GOAL OF THE EXERCISE
Tell me how many lines hold "this", please, using only the number.

ROWS
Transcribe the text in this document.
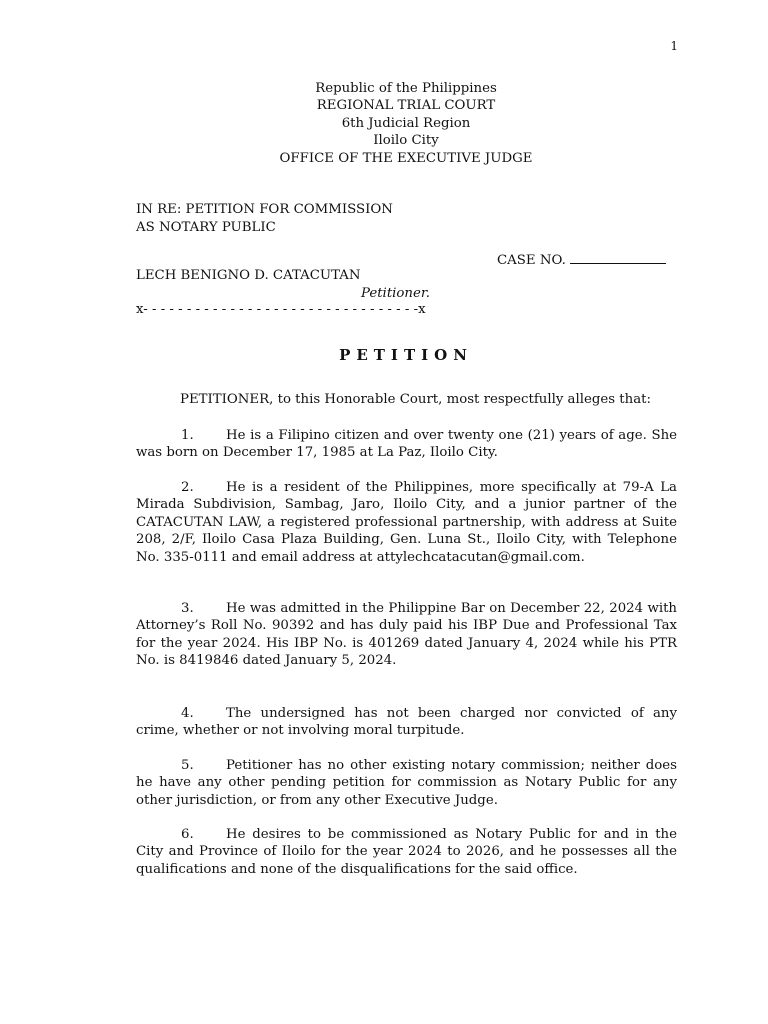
1
Republic of the Philippines
REGIONAL TRIAL COURT
6th Judicial Region
Iloilo City
OFFICE OF THE EXECUTIVE JUDGE
IN RE: PETITION FOR COMMISSION
AS NOTARY PUBLIC
CASE NO.
LECH BENIGNO D. CATACUTAN
Petitioner.
x- - - - - - - - - - - - - - - - - - - - - - - - - - - - - - - -x
PETITION
PETITIONER, to this Honorable Court, most respectfully alleges that:
1. He is a Filipino citizen and over twenty one (21) years of age. She was born on December 17, 1985 at La Paz, Iloilo City.
2. He is a resident of the Philippines, more specifically at 79-A La Mirada Subdivision, Sambag, Jaro, Iloilo City, and a junior partner of the CATACUTAN LAW, a registered professional partnership, with address at Suite 208, 2/F, Iloilo Casa Plaza Building, Gen. Luna St., Iloilo City, with Telephone No. 335-0111 and email address at attylechcatacutan@gmail.com.
3. He was admitted in the Philippine Bar on December 22, 2024 with Attorney’s Roll No. 90392 and has duly paid his IBP Due and Professional Tax for the year 2024. His IBP No. is 401269 dated January 4, 2024 while his PTR No. is 8419846 dated January 5, 2024.
4. The undersigned has not been charged nor convicted of any crime, whether or not involving moral turpitude.
5. Petitioner has no other existing notary commission; neither does he have any other pending petition for commission as Notary Public for any other jurisdiction, or from any other Executive Judge.
6. He desires to be commissioned as Notary Public for and in the City and Province of Iloilo for the year 2024 to 2026, and he possesses all the qualifications and none of the disqualifications for the said office.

COMPLETED EXERCISE
2